__Set exercise__
Copy each line in the data that includes the word "xlabel".

-=-=-

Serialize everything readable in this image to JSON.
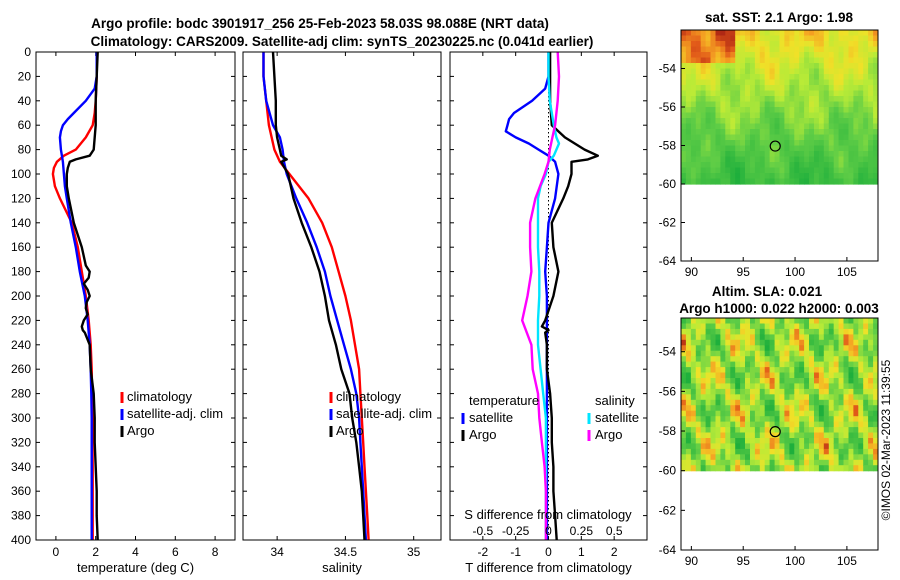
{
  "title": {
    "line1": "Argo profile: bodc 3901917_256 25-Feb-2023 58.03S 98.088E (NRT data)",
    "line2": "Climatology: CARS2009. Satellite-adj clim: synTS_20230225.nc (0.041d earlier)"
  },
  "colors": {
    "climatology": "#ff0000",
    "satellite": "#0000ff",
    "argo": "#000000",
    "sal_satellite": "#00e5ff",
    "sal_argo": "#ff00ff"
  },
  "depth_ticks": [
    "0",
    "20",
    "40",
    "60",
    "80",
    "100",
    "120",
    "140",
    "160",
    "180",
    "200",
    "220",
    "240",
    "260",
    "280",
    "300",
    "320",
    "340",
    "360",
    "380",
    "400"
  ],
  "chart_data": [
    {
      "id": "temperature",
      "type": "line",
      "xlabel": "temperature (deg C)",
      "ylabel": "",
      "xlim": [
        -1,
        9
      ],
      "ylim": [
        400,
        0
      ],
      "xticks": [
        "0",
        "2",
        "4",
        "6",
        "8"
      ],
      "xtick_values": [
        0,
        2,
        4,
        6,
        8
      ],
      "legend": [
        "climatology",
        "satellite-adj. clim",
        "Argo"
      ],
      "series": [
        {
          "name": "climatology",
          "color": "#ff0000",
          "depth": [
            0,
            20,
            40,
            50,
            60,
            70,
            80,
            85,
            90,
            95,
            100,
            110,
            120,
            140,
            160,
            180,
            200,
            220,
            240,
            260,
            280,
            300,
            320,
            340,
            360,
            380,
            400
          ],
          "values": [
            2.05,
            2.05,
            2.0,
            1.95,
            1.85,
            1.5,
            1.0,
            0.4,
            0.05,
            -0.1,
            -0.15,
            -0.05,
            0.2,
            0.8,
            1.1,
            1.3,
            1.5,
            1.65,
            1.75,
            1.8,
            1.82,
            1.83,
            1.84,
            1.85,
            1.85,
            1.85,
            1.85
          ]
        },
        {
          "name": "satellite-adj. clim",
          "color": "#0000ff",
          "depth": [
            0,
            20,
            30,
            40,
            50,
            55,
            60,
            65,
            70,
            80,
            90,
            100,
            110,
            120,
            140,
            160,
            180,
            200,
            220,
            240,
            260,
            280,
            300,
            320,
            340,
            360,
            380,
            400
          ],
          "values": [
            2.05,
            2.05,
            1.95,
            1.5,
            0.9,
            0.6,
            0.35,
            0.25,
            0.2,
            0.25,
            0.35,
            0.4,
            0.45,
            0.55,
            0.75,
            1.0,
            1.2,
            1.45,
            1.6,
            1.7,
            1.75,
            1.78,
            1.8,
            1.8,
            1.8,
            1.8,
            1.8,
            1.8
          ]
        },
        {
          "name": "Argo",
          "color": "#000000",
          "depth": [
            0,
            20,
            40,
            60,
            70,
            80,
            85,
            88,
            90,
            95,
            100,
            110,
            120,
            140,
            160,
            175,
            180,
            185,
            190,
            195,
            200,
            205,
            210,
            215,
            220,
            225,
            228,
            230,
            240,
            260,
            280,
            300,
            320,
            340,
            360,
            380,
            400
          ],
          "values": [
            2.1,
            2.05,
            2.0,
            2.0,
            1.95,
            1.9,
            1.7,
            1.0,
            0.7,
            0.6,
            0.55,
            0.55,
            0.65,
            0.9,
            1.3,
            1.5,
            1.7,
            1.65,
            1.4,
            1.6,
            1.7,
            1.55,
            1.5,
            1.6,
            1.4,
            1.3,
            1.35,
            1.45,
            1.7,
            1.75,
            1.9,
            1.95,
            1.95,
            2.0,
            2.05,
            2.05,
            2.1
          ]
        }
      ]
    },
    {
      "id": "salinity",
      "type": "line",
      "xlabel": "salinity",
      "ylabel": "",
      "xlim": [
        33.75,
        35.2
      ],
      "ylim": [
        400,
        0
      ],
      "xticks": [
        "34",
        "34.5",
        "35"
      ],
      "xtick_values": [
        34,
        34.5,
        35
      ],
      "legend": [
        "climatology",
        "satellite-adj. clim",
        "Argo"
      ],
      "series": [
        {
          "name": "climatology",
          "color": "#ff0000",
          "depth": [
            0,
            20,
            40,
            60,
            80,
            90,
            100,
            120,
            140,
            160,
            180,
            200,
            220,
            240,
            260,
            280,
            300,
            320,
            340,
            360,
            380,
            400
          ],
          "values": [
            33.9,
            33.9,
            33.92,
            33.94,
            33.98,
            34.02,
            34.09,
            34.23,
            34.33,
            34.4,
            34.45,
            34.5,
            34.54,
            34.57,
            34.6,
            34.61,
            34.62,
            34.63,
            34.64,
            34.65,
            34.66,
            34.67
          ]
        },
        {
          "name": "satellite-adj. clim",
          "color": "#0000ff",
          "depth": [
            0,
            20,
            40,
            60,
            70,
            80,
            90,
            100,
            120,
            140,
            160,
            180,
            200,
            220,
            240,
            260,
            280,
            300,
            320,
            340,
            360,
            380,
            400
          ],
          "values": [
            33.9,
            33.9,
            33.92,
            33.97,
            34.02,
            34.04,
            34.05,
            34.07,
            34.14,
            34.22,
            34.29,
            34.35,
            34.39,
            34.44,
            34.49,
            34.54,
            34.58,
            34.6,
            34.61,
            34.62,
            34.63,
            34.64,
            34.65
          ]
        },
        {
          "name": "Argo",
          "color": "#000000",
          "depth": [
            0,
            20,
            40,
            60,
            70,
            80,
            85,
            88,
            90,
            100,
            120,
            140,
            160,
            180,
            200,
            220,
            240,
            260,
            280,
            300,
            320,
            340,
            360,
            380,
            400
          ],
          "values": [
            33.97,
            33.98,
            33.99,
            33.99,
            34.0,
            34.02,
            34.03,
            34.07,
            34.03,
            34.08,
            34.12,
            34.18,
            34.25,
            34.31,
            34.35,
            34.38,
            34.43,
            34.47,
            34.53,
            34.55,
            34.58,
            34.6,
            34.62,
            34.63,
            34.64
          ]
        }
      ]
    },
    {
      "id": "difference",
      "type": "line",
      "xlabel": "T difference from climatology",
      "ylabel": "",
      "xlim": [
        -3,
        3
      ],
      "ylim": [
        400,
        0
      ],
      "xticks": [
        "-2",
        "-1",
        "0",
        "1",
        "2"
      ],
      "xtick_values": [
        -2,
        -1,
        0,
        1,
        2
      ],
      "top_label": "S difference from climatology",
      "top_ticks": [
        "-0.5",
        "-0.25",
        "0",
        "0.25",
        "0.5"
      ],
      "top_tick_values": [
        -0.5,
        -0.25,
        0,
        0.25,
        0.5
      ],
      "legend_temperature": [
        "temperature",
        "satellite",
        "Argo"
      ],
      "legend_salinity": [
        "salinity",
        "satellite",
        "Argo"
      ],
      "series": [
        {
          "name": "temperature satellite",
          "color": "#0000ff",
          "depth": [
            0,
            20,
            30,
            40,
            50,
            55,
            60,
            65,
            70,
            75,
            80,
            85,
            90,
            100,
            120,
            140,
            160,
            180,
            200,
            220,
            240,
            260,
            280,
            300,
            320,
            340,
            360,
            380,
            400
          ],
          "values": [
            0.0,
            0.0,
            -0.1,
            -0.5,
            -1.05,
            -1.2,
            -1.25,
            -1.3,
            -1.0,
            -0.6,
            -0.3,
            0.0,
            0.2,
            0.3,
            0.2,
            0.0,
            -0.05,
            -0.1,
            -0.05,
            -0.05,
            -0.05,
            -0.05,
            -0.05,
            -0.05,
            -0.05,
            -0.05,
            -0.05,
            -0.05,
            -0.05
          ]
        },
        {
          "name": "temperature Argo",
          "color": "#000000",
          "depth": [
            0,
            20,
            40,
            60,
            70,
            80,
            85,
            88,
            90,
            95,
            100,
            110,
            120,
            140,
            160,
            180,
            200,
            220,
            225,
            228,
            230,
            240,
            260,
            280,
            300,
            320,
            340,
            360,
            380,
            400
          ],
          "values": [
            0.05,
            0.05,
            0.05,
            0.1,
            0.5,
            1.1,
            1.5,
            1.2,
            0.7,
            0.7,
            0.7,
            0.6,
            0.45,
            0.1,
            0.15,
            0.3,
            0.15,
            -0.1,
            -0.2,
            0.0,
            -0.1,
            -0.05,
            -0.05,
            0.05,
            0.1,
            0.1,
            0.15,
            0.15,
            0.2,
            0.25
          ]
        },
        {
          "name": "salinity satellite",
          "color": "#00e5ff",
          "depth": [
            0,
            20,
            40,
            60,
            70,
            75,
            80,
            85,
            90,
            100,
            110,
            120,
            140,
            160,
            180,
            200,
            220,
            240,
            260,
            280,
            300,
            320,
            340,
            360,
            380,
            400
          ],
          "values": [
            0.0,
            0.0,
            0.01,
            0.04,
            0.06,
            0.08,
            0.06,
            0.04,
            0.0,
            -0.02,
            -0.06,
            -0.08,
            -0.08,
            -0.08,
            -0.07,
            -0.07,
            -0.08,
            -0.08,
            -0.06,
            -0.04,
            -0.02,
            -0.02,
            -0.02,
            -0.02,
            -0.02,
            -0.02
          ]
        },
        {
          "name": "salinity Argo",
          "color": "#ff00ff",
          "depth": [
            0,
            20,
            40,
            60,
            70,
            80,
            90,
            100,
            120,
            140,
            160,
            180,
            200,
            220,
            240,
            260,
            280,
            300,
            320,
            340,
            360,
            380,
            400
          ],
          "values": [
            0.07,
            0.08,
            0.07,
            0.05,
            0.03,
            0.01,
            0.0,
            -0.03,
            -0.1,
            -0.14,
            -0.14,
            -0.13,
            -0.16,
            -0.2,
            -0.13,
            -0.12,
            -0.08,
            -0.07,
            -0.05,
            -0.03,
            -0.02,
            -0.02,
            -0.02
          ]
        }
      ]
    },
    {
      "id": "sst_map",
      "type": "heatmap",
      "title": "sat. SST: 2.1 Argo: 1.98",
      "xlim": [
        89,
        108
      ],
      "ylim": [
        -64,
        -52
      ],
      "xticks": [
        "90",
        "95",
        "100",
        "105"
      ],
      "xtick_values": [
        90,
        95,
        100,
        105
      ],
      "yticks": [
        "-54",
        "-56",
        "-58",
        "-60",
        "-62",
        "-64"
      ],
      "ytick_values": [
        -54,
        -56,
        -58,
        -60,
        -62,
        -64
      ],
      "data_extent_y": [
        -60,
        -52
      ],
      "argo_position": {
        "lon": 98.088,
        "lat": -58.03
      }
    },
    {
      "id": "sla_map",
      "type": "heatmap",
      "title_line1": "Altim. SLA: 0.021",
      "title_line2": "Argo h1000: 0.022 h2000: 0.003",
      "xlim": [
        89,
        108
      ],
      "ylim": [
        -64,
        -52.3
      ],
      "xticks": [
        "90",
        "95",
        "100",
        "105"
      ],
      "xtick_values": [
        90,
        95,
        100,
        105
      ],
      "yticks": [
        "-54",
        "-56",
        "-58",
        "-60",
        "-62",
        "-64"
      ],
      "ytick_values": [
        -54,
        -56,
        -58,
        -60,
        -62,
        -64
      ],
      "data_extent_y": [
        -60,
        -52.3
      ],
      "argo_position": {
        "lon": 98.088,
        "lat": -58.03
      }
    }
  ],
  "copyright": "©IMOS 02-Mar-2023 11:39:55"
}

-=-=-

__Task output__
      "xlabel": "temperature (deg C)",
      "xlabel": "salinity",
      "xlabel": "T difference from climatology",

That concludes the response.